§ Exercise data
***

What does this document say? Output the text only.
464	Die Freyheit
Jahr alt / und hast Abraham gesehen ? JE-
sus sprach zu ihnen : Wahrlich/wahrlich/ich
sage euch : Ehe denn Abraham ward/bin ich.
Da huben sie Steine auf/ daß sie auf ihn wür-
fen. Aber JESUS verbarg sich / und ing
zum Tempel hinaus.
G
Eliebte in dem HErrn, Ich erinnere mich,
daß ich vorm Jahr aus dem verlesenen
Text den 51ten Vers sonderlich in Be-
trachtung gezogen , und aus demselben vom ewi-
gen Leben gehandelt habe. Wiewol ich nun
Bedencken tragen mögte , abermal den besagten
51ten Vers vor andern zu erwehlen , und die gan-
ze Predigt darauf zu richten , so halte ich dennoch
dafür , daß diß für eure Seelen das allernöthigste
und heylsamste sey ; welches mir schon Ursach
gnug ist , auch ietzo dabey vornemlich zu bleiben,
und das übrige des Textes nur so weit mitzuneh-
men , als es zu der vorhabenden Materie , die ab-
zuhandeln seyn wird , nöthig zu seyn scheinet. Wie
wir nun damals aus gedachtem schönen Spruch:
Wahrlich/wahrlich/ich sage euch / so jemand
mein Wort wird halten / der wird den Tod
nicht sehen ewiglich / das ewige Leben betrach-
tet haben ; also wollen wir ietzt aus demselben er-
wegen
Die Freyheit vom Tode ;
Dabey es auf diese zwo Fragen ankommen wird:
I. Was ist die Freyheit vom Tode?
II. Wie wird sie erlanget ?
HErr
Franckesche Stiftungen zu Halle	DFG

***

§ Problem description
Extract all lines of the records above that include "wird".

§ Task answer
zuhandeln seyn wird , nöthig zu seyn scheinet. Wie
mein Wort wird halten / der wird den Tod
Dabey es auf diese zwo Fragen ankommen wird:
II. Wie wird sie erlanget ?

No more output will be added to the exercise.